Janet Roitman is an American anthropologist. She is a professor of anthropology at the New School for Social Research in New York City. She was previously a research fellow with the Centre National de la Recherche Scientifique (CNRS), a member of the Institut Marcel-Mauss (CNRS-EHESS, GSPM) in Paris, and an instructor at the Fondation Nationale des Sciences Politiques de Paris.

Professor Roitman has conducted extensive research in Central Africa, focusing specifically on the borders of Cameroon, Nigeria, the Central African Republic and Chad. Her book, Fiscal Disobedience: An Anthropology of Economic Regulation in Central Africa (Princeton University Press, 2005), is an analysis of the unregulated commerce that transpires on those borders.  This research inquires into emergent forms of economic regulation in the region of the Chad Basin and considers consequential transformations in the nature of fiscal relations and citizenship.  More generally, her research covers topics of political economy, the anthropology of value, economization, and emergent forms of the political.

Her second book, “Anti-Crisis” (Duke University Press) inquires into the status of the concept of crisis in the social sciences.

Notes

Select publications
"The Right to Tax: Economic Citizenship in the Chad Basin," in Citizenship Studies, 2007.

### [WRITTEN REQUEST A]
Print the passage of the Janet Roitman profile from "Professor Roitman has" to "the social sciences.", copying it word for word.

### [GIVEN DATA]
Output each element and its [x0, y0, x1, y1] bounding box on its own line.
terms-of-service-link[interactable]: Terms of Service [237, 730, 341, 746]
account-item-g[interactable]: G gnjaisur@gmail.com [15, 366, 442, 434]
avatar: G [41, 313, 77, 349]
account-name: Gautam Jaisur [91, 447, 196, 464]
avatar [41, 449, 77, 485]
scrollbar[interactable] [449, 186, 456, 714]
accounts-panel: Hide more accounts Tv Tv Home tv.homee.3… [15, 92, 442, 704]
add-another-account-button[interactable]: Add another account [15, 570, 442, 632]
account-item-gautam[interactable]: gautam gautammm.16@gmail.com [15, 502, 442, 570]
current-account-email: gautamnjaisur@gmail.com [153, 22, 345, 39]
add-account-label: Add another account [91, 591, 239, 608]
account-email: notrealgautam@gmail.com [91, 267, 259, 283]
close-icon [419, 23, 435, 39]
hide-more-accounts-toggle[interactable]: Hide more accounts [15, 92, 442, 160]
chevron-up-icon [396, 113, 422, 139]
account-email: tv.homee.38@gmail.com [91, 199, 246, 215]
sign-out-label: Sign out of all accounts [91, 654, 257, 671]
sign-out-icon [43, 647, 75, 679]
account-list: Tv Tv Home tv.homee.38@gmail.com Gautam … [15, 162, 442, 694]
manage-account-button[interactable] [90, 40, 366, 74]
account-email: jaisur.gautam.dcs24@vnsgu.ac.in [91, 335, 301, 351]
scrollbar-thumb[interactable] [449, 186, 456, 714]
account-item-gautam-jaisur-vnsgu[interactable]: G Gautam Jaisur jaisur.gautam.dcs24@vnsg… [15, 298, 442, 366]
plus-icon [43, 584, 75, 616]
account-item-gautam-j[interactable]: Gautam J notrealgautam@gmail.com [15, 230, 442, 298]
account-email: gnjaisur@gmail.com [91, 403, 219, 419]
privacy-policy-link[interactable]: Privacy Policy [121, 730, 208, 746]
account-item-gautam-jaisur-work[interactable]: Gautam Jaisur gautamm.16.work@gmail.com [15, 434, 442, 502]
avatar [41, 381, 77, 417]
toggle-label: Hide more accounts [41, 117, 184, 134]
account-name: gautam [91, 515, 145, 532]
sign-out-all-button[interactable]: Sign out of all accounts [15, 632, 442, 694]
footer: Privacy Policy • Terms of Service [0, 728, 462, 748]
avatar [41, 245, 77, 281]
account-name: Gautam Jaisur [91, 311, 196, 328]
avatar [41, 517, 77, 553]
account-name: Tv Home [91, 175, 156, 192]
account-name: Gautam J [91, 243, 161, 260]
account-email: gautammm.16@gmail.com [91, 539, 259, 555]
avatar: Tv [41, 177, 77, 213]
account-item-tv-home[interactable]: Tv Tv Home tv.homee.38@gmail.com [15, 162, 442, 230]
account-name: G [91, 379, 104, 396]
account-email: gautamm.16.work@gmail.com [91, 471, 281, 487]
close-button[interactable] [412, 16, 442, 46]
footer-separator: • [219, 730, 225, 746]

### [WRITTEN REQUEST B]
Rewrite the records from their first line through the line containing "22, 345, 39]", replacing "Add another account" with "Add account" and leaving everything else unchanged. Return only those lines.

### [CORRECT OUTPUT A]
Professor Roitman has conducted extensive research in Central Africa, focusing specifically on the borders of Cameroon, Nigeria, the Central African Republic and Chad. Her book, Fiscal Disobedience: An Anthropology of Economic Regulation in Central Africa (Princeton University Press, 2005), is an analysis of the unregulated commerce that transpires on those borders.  This research inquires into emergent forms of economic regulation in the region of the Chad Basin and considers consequential transformations in the nature of fiscal relations and citizenship.  More generally, her research covers topics of political economy, the anthropology of value, economization, and emergent forms of the political.

Her second book, “Anti-Crisis” (Duke University Press) inquires into the status of the concept of crisis in the social sciences.

### [CORRECT OUTPUT B]
Output each element and its [x0, y0, x1, y1] bounding box on its own line.
terms-of-service-link[interactable]: Terms of Service [237, 730, 341, 746]
account-item-g[interactable]: G gnjaisur@gmail.com [15, 366, 442, 434]
avatar: G [41, 313, 77, 349]
account-name: Gautam Jaisur [91, 447, 196, 464]
avatar [41, 449, 77, 485]
scrollbar[interactable] [449, 186, 456, 714]
accounts-panel: Hide more accounts Tv Tv Home tv.homee.3… [15, 92, 442, 704]
add-another-account-button[interactable]: Add account [15, 570, 442, 632]
account-item-gautam[interactable]: gautam gautammm.16@gmail.com [15, 502, 442, 570]
current-account-email: gautamnjaisur@gmail.com [153, 22, 345, 39]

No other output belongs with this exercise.